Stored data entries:
####

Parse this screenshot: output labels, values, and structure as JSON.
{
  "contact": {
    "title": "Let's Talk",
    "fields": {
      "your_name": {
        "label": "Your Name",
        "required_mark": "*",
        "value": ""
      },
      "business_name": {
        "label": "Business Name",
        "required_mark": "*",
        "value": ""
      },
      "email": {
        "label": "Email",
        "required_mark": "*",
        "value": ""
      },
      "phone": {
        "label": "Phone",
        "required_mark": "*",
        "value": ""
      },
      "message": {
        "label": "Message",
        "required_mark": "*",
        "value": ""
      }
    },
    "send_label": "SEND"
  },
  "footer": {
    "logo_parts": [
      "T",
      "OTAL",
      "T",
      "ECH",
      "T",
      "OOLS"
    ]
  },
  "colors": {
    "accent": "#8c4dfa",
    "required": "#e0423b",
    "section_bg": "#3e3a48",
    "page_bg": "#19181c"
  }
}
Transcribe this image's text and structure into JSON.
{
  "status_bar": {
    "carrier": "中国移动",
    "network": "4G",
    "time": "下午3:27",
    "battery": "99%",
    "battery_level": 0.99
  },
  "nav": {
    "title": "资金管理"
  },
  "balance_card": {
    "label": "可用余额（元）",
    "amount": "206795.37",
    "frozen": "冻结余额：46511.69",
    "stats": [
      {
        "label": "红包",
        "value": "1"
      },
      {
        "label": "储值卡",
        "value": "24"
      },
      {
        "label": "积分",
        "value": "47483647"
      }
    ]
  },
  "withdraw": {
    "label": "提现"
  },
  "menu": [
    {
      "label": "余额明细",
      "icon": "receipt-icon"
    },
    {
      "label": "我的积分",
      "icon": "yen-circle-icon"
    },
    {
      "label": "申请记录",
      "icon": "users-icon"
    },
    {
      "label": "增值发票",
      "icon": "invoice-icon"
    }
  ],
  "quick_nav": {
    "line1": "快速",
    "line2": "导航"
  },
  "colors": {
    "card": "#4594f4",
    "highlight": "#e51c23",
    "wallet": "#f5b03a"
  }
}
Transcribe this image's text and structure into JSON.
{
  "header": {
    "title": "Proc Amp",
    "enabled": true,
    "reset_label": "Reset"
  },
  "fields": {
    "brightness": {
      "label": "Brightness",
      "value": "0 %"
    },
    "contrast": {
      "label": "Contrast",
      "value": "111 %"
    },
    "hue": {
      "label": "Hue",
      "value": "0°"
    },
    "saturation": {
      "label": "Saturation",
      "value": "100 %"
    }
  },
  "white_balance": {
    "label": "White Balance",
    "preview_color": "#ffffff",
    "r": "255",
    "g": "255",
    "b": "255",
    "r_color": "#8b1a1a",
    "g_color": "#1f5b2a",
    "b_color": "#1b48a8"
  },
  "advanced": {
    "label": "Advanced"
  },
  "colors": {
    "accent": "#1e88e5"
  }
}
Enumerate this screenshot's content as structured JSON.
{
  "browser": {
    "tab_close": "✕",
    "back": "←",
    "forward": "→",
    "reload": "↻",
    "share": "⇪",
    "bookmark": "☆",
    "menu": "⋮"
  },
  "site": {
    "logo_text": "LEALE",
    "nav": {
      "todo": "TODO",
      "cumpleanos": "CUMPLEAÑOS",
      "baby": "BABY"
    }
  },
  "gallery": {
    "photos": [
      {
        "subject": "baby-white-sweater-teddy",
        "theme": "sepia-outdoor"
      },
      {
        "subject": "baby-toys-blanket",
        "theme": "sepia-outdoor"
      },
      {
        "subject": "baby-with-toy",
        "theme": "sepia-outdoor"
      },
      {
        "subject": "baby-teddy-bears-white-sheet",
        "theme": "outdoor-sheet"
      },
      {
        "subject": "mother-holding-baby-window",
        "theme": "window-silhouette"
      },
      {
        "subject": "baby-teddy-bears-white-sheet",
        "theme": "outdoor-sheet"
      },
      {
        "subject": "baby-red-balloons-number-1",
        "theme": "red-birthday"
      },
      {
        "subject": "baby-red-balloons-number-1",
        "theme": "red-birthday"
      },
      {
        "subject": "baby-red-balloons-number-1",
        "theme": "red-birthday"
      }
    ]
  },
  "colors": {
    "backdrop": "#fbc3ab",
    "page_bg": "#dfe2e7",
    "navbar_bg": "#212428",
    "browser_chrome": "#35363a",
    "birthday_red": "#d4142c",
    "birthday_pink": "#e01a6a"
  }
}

####

• DIRECTION: Collect from the data above every line that includes "window".

• WORKED SOLUTION:
        "subject": "mother-holding-baby-window",
        "theme": "window-silhouette"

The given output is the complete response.